- **Exercise requirements**: Reproduce every record below exactly as written, leaving out any pictures.

- **Data to use**:
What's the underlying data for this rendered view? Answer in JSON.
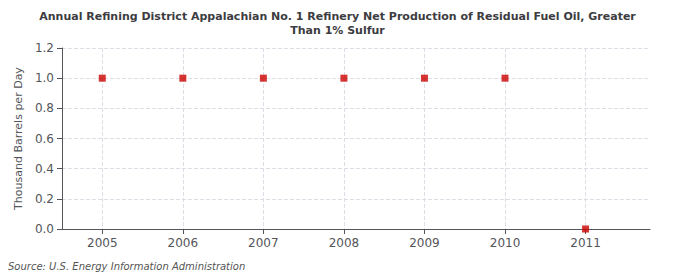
{
  "chart_data": {
    "type": "scatter",
    "title": "Annual Refining District Appalachian No. 1 Refinery Net Production of Residual Fuel Oil, Greater\nThan 1% Sulfur",
    "ylabel": "Thousand Barrels per Day",
    "source": "Source: U.S. Energy Information Administration",
    "x": [
      2005,
      2006,
      2007,
      2008,
      2009,
      2010,
      2011
    ],
    "values": [
      1.0,
      1.0,
      1.0,
      1.0,
      1.0,
      1.0,
      0.0
    ],
    "color": "#cc0000",
    "marker": "square",
    "xlim": [
      2004.5,
      2011.8
    ],
    "xticks": [
      2005,
      2006,
      2007,
      2008,
      2009,
      2010,
      2011
    ],
    "ylim": [
      0.0,
      1.2
    ],
    "yticks": [
      {
        "value": 0,
        "label": "0.0"
      },
      0.2,
      0.4,
      0.6,
      0.8,
      {
        "value": 1,
        "label": "1.0"
      },
      1.2
    ],
    "grid": true
  }
}
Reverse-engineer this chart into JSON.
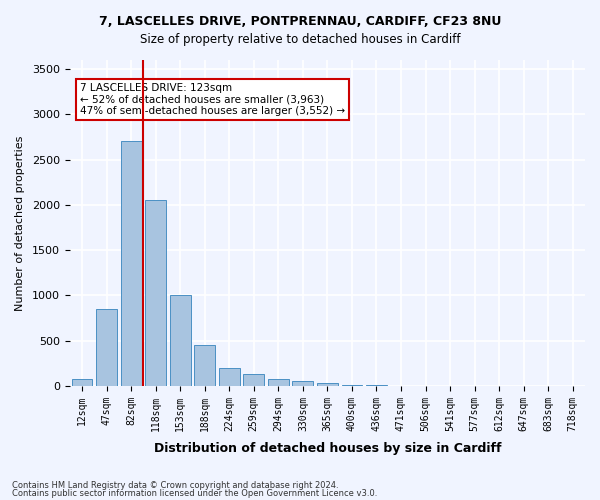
{
  "title1": "7, LASCELLES DRIVE, PONTPRENNAU, CARDIFF, CF23 8NU",
  "title2": "Size of property relative to detached houses in Cardiff",
  "xlabel": "Distribution of detached houses by size in Cardiff",
  "ylabel": "Number of detached properties",
  "annotation_line1": "7 LASCELLES DRIVE: 123sqm",
  "annotation_line2": "← 52% of detached houses are smaller (3,963)",
  "annotation_line3": "47% of semi-detached houses are larger (3,552) →",
  "footer1": "Contains HM Land Registry data © Crown copyright and database right 2024.",
  "footer2": "Contains public sector information licensed under the Open Government Licence v3.0.",
  "categories": [
    "12sqm",
    "47sqm",
    "82sqm",
    "118sqm",
    "153sqm",
    "188sqm",
    "224sqm",
    "259sqm",
    "294sqm",
    "330sqm",
    "365sqm",
    "400sqm",
    "436sqm",
    "471sqm",
    "506sqm",
    "541sqm",
    "577sqm",
    "612sqm",
    "647sqm",
    "683sqm",
    "718sqm"
  ],
  "values": [
    75,
    850,
    2700,
    2050,
    1000,
    450,
    200,
    130,
    75,
    55,
    30,
    10,
    5,
    3,
    2,
    1,
    1,
    0,
    0,
    0,
    0
  ],
  "bar_color": "#a8c4e0",
  "bar_edge_color": "#4a90c4",
  "vline_x": 3,
  "vline_color": "#cc0000",
  "ylim": [
    0,
    3600
  ],
  "yticks": [
    0,
    500,
    1000,
    1500,
    2000,
    2500,
    3000,
    3500
  ],
  "annotation_box_color": "#ffffff",
  "annotation_box_edge": "#cc0000",
  "bg_color": "#f0f4ff",
  "grid_color": "#ffffff"
}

- **The reply**:
What's the underlying data for this rendered view? Answer in JSON.
{
  "chart_data": {
    "type": "scatter",
    "title": "Annual Refining District Appalachian No. 1 Refinery Net Production of Residual Fuel Oil, Greater\nThan 1% Sulfur",
    "ylabel": "Thousand Barrels per Day",
    "source": "Source: U.S. Energy Information Administration",
    "x": [
      2005,
      2006,
      2007,
      2008,
      2009,
      2010,
      2011
    ],
    "values": [
      1.0,
      1.0,
      1.0,
      1.0,
      1.0,
      1.0,
      0.0
    ],
    "color": "#cc0000",
    "marker": "square",
    "xlim": [
      2004.5,
      2011.8
    ],
    "xticks": [
      2005,
      2006,
      2007,
      2008,
      2009,
      2010,
      2011
    ],
    "ylim": [
      0.0,
      1.2
    ],
    "yticks": [
      {
        "value": 0,
        "label": "0.0"
      },
      0.2,
      0.4,
      0.6,
      0.8,
      {
        "value": 1,
        "label": "1.0"
      },
      1.2
    ],
    "grid": true
  }
}
Reverse-engineer this chart into JSON.
{
  "title1": "7, LASCELLES DRIVE, PONTPRENNAU, CARDIFF, CF23 8NU",
  "title2": "Size of property relative to detached houses in Cardiff",
  "xlabel": "Distribution of detached houses by size in Cardiff",
  "ylabel": "Number of detached properties",
  "annotation_line1": "7 LASCELLES DRIVE: 123sqm",
  "annotation_line2": "← 52% of detached houses are smaller (3,963)",
  "annotation_line3": "47% of semi-detached houses are larger (3,552) →",
  "footer1": "Contains HM Land Registry data © Crown copyright and database right 2024.",
  "footer2": "Contains public sector information licensed under the Open Government Licence v3.0.",
  "categories": [
    "12sqm",
    "47sqm",
    "82sqm",
    "118sqm",
    "153sqm",
    "188sqm",
    "224sqm",
    "259sqm",
    "294sqm",
    "330sqm",
    "365sqm",
    "400sqm",
    "436sqm",
    "471sqm",
    "506sqm",
    "541sqm",
    "577sqm",
    "612sqm",
    "647sqm",
    "683sqm",
    "718sqm"
  ],
  "values": [
    75,
    850,
    2700,
    2050,
    1000,
    450,
    200,
    130,
    75,
    55,
    30,
    10,
    5,
    3,
    2,
    1,
    1,
    0,
    0,
    0,
    0
  ],
  "bar_color": "#a8c4e0",
  "bar_edge_color": "#4a90c4",
  "vline_x": 3,
  "vline_color": "#cc0000",
  "ylim": [
    0,
    3600
  ],
  "yticks": [
    0,
    500,
    1000,
    1500,
    2000,
    2500,
    3000,
    3500
  ],
  "annotation_box_color": "#ffffff",
  "annotation_box_edge": "#cc0000",
  "bg_color": "#f0f4ff",
  "grid_color": "#ffffff"
}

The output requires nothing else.